>>>

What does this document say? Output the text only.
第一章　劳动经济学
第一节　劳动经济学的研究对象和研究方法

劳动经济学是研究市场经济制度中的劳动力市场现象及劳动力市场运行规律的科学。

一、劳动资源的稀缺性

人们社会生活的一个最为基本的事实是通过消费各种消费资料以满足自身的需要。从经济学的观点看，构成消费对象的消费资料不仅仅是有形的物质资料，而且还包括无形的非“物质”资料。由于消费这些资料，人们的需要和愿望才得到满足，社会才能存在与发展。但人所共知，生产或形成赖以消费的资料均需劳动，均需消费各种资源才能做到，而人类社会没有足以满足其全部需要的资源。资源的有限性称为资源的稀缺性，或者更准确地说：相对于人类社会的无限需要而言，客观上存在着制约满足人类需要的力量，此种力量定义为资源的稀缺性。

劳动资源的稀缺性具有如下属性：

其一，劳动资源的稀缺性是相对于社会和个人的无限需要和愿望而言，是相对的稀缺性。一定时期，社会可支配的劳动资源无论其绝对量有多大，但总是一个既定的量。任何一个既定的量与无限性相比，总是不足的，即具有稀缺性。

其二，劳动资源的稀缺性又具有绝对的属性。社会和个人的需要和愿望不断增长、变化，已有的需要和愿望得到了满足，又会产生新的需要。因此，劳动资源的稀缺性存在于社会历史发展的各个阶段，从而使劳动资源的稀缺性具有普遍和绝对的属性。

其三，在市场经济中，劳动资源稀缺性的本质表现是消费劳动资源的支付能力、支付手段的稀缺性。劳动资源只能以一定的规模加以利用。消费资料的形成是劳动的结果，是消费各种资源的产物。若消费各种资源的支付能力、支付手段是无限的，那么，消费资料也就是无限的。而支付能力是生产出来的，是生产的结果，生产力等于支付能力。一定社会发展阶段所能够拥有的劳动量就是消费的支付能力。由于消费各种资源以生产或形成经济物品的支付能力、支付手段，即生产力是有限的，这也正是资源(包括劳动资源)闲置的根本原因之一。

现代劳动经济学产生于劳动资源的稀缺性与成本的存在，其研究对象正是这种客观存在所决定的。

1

<<<

TASK BRIEF: Return the whole listing exactly, with every line included.

EXERCISE SOLUTION:
What does this document say? Output the text only.
第一章　劳动经济学
第一节　劳动经济学的研究对象和研究方法

劳动经济学是研究市场经济制度中的劳动力市场现象及劳动力市场运行规律的科学。

一、劳动资源的稀缺性

人们社会生活的一个最为基本的事实是通过消费各种消费资料以满足自身的需要。从经济学的观点看，构成消费对象的消费资料不仅仅是有形的物质资料，而且还包括无形的非“物质”资料。由于消费这些资料，人们的需要和愿望才得到满足，社会才能存在与发展。但人所共知，生产或形成赖以消费的资料均需劳动，均需消费各种资源才能做到，而人类社会没有足以满足其全部需要的资源。资源的有限性称为资源的稀缺性，或者更准确地说：相对于人类社会的无限需要而言，客观上存在着制约满足人类需要的力量，此种力量定义为资源的稀缺性。

劳动资源的稀缺性具有如下属性：

其一，劳动资源的稀缺性是相对于社会和个人的无限需要和愿望而言，是相对的稀缺性。一定时期，社会可支配的劳动资源无论其绝对量有多大，但总是一个既定的量。任何一个既定的量与无限性相比，总是不足的，即具有稀缺性。

其二，劳动资源的稀缺性又具有绝对的属性。社会和个人的需要和愿望不断增长、变化，已有的需要和愿望得到了满足，又会产生新的需要。因此，劳动资源的稀缺性存在于社会历史发展的各个阶段，从而使劳动资源的稀缺性具有普遍和绝对的属性。

其三，在市场经济中，劳动资源稀缺性的本质表现是消费劳动资源的支付能力、支付手段的稀缺性。劳动资源只能以一定的规模加以利用。消费资料的形成是劳动的结果，是消费各种资源的产物。若消费各种资源的支付能力、支付手段是无限的，那么，消费资料也就是无限的。而支付能力是生产出来的，是生产的结果，生产力等于支付能力。一定社会发展阶段所能够拥有的劳动量就是消费的支付能力。由于消费各种资源以生产或形成经济物品的支付能力、支付手段，即生产力是有限的，这也正是资源(包括劳动资源)闲置的根本原因之一。

现代劳动经济学产生于劳动资源的稀缺性与成本的存在，其研究对象正是这种客观存在所决定的。

1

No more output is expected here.